» Aufgabe A: Ändere in den Einträgen alles von der Zeile mit „142, 608, 161]“ bis hinunter zur Zeile mit „423, 1022, 462]“, indem du „sidebar-item“ durch „menu-item“ ersetzt. Gib nur diese Zeilen wieder und lass alles andere unverändert.

┌─ Text

Gemessen an dem Flug der Schwalben
ist nur ihr Horizont begrenzt.
 

hermannknehr

Mitglied
Hallo Eike Leikart,
vielen Dank für Dein kritischen Statement (das peinliche allenthalben ist korrigiert).
Dass das Sonett nicht klingt, kann ich nicht ganz nachvollziehen. Die etwas gleichförmigen Reime sind natürlich dem Inhalt angepasst, was Du ja auch schon angedeutet hast.
Dadurch klingt das Gedicht aber nicht weniger. Aber dazu hat wohl jeder seine eigene Meinung. Und ob man diesen Stoff in ein Sonett "packen" darf? Natürlich! Gerade dadurch wird ja erst der Gegensatz zwischen Kunstform und "Geplänkel" pointiert. Den Stoff in einem ungereimten Gedicht wiederzugeben wäre mir etwas zu lapidar.

└─
┌─ Vorliegende Einträge

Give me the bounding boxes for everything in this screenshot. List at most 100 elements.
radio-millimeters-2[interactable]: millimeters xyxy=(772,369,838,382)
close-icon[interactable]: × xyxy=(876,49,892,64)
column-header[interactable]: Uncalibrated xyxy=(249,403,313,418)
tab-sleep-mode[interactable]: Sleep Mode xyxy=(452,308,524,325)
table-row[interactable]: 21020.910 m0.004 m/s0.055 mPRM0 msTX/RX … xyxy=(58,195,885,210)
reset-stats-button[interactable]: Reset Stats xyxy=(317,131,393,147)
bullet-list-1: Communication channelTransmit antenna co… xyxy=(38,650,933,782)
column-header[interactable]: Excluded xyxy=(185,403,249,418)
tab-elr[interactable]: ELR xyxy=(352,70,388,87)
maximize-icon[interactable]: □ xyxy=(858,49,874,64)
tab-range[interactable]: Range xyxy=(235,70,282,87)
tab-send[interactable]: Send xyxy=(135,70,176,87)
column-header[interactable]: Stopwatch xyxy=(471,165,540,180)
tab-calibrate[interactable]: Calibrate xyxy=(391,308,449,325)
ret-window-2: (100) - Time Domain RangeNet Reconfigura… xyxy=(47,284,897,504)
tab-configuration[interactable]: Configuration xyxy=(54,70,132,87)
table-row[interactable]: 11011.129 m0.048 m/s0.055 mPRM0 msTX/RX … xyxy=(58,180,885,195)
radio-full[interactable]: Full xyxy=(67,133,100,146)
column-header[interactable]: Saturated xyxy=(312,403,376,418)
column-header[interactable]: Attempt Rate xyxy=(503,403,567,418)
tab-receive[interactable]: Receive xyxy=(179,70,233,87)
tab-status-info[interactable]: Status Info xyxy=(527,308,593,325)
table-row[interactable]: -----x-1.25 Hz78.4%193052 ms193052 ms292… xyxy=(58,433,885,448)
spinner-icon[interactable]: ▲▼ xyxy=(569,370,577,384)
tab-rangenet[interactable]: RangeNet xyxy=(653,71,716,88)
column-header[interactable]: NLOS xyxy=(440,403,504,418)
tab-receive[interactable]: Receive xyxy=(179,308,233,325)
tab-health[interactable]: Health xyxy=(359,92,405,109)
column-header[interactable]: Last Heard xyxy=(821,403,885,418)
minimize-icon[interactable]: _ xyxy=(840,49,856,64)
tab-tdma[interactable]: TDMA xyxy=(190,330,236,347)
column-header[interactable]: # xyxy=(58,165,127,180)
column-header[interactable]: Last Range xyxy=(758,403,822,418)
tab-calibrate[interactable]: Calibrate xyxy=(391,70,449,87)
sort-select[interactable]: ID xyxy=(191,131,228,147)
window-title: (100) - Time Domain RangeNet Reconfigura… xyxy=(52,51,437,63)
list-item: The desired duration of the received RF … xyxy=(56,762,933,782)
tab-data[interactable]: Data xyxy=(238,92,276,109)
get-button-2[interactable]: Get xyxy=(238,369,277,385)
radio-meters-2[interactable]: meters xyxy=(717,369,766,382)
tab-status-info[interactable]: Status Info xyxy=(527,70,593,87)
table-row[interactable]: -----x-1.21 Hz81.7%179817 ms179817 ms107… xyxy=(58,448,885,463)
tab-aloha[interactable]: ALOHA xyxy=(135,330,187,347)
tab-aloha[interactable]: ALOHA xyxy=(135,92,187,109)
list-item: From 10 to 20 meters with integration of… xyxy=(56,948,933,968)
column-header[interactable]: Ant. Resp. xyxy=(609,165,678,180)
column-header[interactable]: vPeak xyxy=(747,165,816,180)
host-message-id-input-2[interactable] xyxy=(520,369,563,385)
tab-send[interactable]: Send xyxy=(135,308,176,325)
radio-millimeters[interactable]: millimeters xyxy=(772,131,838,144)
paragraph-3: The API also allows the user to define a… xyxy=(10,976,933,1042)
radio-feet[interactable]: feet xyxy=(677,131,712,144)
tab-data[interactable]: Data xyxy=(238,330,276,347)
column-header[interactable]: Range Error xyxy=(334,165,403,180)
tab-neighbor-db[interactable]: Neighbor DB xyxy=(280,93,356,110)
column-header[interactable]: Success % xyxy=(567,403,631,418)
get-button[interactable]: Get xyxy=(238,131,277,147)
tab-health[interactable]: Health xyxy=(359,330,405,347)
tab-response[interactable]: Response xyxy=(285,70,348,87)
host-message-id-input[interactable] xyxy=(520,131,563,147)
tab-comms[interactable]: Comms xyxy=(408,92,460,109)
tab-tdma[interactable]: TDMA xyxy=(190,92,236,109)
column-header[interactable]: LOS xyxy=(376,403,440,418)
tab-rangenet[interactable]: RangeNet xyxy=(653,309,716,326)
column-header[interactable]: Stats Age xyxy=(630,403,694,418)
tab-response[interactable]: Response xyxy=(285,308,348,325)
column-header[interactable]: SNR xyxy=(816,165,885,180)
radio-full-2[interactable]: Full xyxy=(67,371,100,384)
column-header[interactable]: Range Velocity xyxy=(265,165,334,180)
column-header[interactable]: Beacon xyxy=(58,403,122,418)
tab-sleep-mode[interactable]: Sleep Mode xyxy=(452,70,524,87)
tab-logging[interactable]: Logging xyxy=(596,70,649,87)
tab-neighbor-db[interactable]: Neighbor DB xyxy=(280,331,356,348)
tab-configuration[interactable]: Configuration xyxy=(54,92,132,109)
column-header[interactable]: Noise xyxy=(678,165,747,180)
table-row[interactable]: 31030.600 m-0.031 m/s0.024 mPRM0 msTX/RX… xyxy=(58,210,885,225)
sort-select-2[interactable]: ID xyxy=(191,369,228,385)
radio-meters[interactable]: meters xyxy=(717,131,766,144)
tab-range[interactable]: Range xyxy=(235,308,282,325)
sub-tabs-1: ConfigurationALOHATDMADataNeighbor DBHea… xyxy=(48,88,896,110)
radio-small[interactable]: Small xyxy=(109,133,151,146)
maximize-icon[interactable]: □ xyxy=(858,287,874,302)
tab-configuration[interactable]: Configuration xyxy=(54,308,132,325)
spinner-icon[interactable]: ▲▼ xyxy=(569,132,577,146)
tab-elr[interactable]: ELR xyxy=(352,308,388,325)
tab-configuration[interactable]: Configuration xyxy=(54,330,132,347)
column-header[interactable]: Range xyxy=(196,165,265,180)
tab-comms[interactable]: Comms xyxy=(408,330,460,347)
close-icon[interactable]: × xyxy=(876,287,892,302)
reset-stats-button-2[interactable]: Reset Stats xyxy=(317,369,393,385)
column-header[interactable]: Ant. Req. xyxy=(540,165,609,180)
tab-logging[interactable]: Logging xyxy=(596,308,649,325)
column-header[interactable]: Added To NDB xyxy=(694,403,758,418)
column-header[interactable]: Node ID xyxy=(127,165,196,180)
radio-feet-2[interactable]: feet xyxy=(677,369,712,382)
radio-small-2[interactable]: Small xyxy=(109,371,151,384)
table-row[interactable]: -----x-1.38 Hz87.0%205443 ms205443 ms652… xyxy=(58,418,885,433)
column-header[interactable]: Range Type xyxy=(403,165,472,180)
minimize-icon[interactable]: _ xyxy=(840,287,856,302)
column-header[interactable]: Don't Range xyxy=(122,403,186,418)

└─
┌─ Vorliegende Einträge

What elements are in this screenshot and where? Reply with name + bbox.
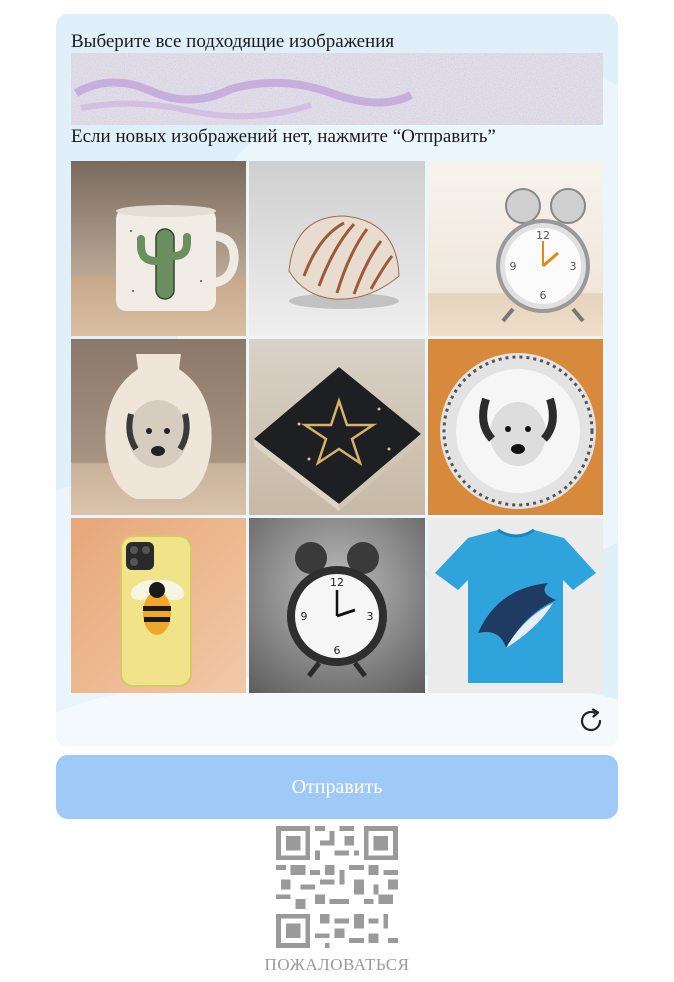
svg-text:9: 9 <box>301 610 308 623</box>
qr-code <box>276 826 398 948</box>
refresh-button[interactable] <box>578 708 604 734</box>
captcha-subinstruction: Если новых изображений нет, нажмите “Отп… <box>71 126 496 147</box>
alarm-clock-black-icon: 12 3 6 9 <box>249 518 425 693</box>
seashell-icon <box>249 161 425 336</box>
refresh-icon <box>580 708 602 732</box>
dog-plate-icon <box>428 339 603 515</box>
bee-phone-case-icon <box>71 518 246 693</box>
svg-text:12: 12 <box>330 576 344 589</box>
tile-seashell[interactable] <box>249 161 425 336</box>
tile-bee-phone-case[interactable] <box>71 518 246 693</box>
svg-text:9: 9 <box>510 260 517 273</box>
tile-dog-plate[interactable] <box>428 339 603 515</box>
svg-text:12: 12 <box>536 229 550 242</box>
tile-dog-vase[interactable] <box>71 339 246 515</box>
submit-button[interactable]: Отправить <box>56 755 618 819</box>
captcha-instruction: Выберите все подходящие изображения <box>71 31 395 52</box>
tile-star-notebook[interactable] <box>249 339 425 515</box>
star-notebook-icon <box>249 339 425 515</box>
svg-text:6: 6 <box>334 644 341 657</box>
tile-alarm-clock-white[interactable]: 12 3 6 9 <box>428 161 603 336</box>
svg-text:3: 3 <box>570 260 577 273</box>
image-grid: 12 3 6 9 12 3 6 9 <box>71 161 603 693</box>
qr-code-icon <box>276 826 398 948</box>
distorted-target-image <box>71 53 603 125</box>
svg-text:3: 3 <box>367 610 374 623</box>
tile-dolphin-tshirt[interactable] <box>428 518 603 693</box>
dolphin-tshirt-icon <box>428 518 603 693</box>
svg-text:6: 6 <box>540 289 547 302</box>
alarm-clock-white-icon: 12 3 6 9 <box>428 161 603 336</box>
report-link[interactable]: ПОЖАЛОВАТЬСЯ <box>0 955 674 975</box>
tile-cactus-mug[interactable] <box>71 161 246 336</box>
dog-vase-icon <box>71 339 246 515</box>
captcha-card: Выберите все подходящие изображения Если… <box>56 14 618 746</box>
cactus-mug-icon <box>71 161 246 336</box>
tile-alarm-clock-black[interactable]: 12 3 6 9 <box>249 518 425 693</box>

└─
┌─ Vorliegende Einträge

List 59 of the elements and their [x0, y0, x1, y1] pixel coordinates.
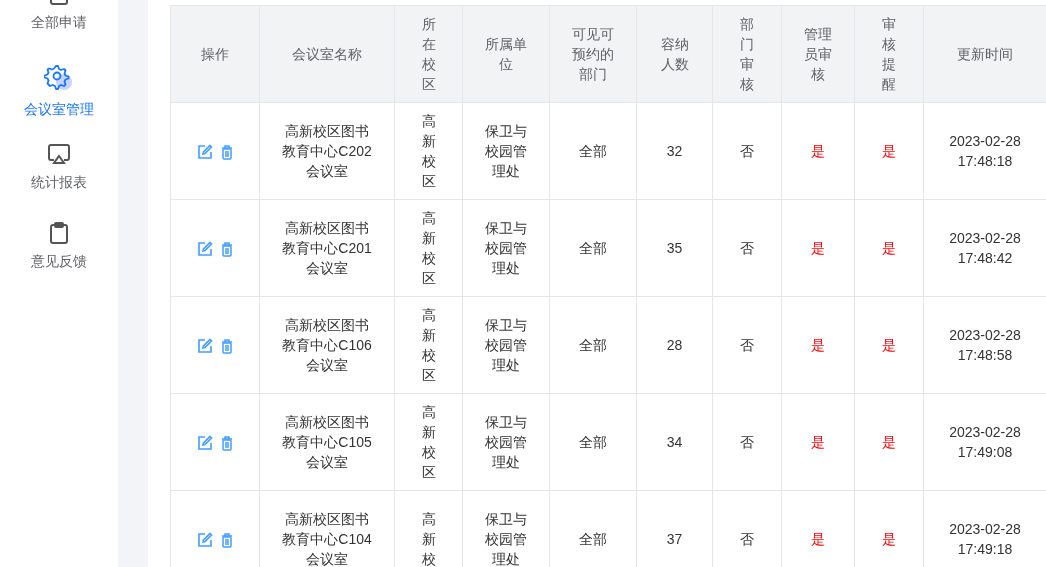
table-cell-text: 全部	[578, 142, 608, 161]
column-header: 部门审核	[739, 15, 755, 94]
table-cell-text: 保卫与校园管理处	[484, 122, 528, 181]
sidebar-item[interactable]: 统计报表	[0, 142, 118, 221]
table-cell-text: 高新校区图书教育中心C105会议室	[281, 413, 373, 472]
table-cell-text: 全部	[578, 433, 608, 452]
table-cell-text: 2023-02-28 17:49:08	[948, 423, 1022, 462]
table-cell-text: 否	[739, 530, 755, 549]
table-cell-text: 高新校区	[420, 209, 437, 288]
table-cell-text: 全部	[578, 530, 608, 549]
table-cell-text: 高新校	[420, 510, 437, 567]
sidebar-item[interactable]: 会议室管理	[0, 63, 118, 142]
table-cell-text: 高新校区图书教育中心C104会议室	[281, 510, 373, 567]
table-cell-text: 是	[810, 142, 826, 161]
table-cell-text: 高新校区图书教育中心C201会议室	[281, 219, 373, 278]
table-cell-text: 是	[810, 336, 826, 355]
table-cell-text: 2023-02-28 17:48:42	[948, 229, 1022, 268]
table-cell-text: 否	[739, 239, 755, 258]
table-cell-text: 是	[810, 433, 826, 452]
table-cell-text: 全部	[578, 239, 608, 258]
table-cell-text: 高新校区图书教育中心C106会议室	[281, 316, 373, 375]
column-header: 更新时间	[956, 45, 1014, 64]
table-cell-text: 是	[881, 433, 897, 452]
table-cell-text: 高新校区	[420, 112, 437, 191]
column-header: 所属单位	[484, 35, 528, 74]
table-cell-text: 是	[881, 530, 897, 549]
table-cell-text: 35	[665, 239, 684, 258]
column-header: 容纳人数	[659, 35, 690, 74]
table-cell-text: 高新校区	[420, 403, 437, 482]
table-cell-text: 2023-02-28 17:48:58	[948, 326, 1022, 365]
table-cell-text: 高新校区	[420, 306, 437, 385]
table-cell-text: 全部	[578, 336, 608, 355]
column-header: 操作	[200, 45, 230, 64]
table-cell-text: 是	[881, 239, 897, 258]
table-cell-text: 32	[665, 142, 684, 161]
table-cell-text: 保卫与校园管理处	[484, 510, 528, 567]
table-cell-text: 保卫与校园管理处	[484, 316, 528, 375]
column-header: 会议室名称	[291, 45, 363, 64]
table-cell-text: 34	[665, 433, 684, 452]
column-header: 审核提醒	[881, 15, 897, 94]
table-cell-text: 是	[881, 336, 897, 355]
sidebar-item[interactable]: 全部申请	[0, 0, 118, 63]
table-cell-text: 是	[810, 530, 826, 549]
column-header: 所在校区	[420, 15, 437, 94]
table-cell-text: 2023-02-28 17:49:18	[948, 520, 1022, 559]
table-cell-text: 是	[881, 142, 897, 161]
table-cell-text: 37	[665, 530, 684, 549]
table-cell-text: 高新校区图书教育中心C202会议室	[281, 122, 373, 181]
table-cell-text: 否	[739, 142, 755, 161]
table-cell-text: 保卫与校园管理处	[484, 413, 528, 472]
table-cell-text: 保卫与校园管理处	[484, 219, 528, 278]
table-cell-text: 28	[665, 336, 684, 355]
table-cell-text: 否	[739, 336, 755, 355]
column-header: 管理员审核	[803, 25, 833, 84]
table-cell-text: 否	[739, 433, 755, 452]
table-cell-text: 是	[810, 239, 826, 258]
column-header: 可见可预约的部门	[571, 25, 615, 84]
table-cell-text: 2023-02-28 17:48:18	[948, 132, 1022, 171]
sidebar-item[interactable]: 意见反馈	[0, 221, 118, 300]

└─

» Aufgabe B: Was wird laut dem Text gerade dadurch pointiert, dass der Stoff in ein Sonett gebracht wird?

» Erwartete Antwort A:
table-cell-text: 全部	[578, 142, 608, 161]
column-header: 部门审核	[739, 15, 755, 94]
table-cell-text: 保卫与校园管理处	[484, 122, 528, 181]
menu-item[interactable]: 统计报表	[0, 142, 118, 221]
table-cell-text: 高新校区图书教育中心C105会议室	[281, 413, 373, 472]
table-cell-text: 全部	[578, 433, 608, 452]
table-cell-text: 2023-02-28 17:49:08	[948, 423, 1022, 462]

» Erwartete Antwort B: Der Gegensatz zwischen Kunstform und „Geplänkel“.